Task instructions: Emit the data below verbatim, stripping out any pictures.

Data items
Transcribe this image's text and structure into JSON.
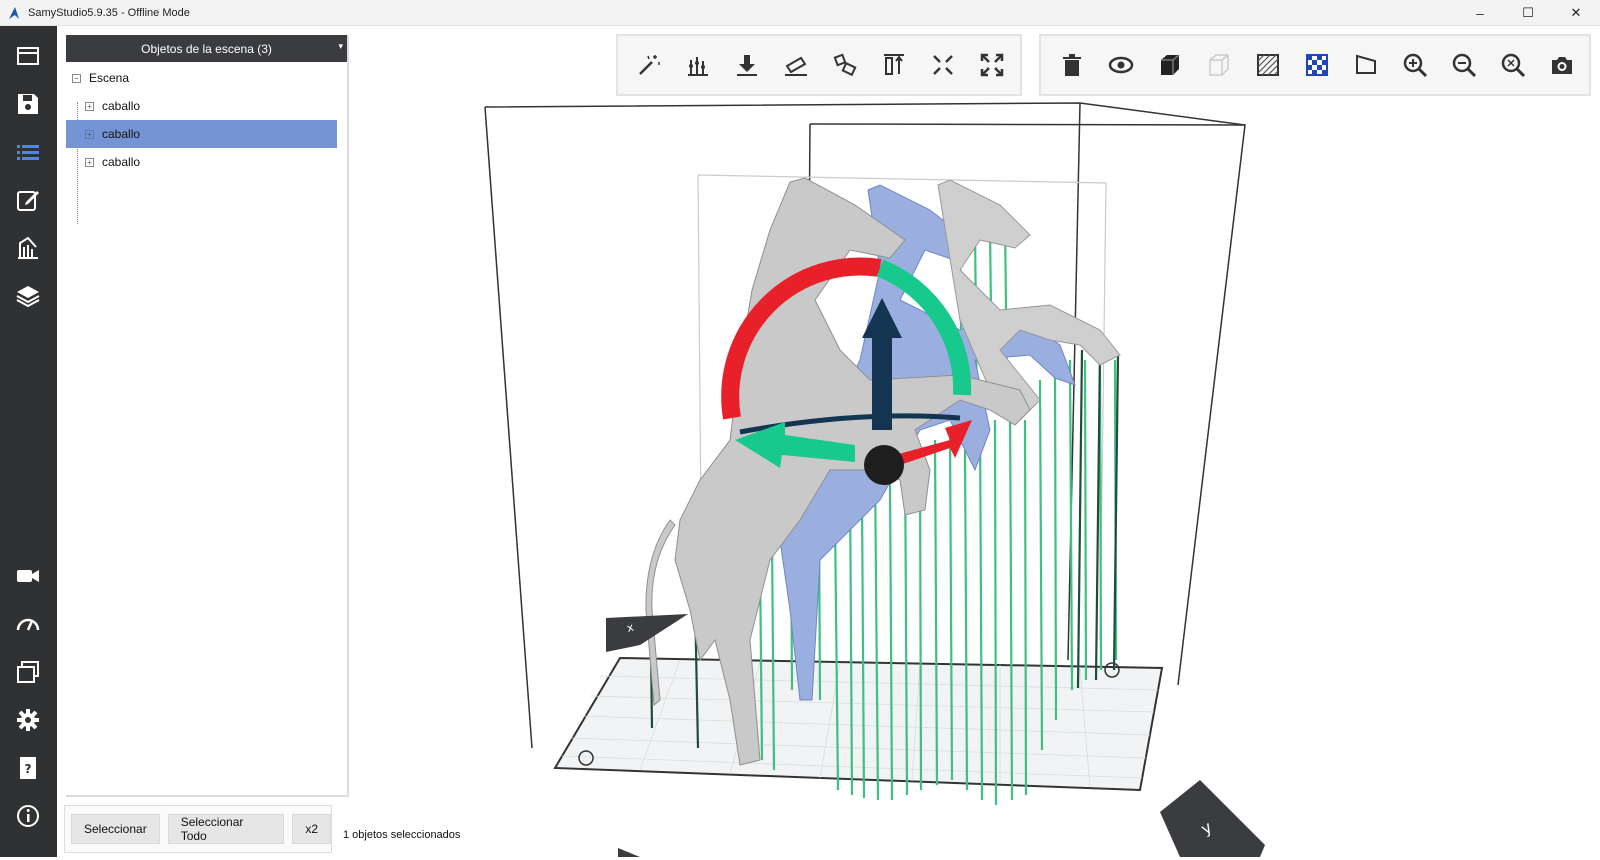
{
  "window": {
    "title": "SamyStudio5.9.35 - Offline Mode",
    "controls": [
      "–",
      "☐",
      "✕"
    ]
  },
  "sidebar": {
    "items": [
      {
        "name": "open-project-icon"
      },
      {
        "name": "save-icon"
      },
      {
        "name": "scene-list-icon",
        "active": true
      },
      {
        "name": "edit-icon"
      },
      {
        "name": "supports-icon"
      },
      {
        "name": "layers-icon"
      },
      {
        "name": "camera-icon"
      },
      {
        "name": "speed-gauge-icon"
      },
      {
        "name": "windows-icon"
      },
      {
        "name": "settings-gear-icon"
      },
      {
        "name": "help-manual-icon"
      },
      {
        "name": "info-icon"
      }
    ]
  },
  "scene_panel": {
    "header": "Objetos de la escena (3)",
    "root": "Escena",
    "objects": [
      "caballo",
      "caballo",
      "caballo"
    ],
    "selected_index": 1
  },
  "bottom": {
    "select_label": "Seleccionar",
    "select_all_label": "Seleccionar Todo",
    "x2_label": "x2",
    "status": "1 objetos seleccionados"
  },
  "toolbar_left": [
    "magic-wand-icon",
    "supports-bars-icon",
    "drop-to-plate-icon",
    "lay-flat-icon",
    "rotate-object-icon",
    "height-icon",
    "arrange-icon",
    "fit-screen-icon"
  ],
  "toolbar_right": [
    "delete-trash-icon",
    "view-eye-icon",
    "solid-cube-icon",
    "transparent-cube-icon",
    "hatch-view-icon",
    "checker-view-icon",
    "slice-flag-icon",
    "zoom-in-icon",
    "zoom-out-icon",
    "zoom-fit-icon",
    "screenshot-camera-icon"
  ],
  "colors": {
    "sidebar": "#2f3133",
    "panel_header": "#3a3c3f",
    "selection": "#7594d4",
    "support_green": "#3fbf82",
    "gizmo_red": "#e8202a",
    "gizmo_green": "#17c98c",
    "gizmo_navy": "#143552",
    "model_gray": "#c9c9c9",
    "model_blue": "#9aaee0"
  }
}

The answer:
Transcribe this image's text and structure into JSON.
{
  "window": {
    "title": "SamyStudio5.9.35 - Offline Mode",
    "controls": [
      "–",
      "☐",
      "✕"
    ]
  },
  "sidebar": {
    "items": [
      {
        "name": "open-project-icon"
      },
      {
        "name": "save-icon"
      },
      {
        "name": "scene-list-icon",
        "active": true
      },
      {
        "name": "edit-icon"
      },
      {
        "name": "supports-icon"
      },
      {
        "name": "layers-icon"
      },
      {
        "name": "camera-icon"
      },
      {
        "name": "speed-gauge-icon"
      },
      {
        "name": "windows-icon"
      },
      {
        "name": "settings-gear-icon"
      },
      {
        "name": "help-manual-icon"
      },
      {
        "name": "info-icon"
      }
    ]
  },
  "scene_panel": {
    "header": "Objetos de la escena (3)",
    "root": "Escena",
    "objects": [
      "caballo",
      "caballo",
      "caballo"
    ],
    "selected_index": 1
  },
  "bottom": {
    "select_label": "Seleccionar",
    "select_all_label": "Seleccionar Todo",
    "x2_label": "x2",
    "status": "1 objetos seleccionados"
  },
  "toolbar_left": [
    "magic-wand-icon",
    "supports-bars-icon",
    "drop-to-plate-icon",
    "lay-flat-icon",
    "rotate-object-icon",
    "height-icon",
    "arrange-icon",
    "fit-screen-icon"
  ],
  "toolbar_right": [
    "delete-trash-icon",
    "view-eye-icon",
    "solid-cube-icon",
    "transparent-cube-icon",
    "hatch-view-icon",
    "checker-view-icon",
    "slice-flag-icon",
    "zoom-in-icon",
    "zoom-out-icon",
    "zoom-fit-icon",
    "screenshot-camera-icon"
  ],
  "colors": {
    "sidebar": "#2f3133",
    "panel_header": "#3a3c3f",
    "selection": "#7594d4",
    "support_green": "#3fbf82",
    "gizmo_red": "#e8202a",
    "gizmo_green": "#17c98c",
    "gizmo_navy": "#143552",
    "model_gray": "#c9c9c9",
    "model_blue": "#9aaee0"
  }
}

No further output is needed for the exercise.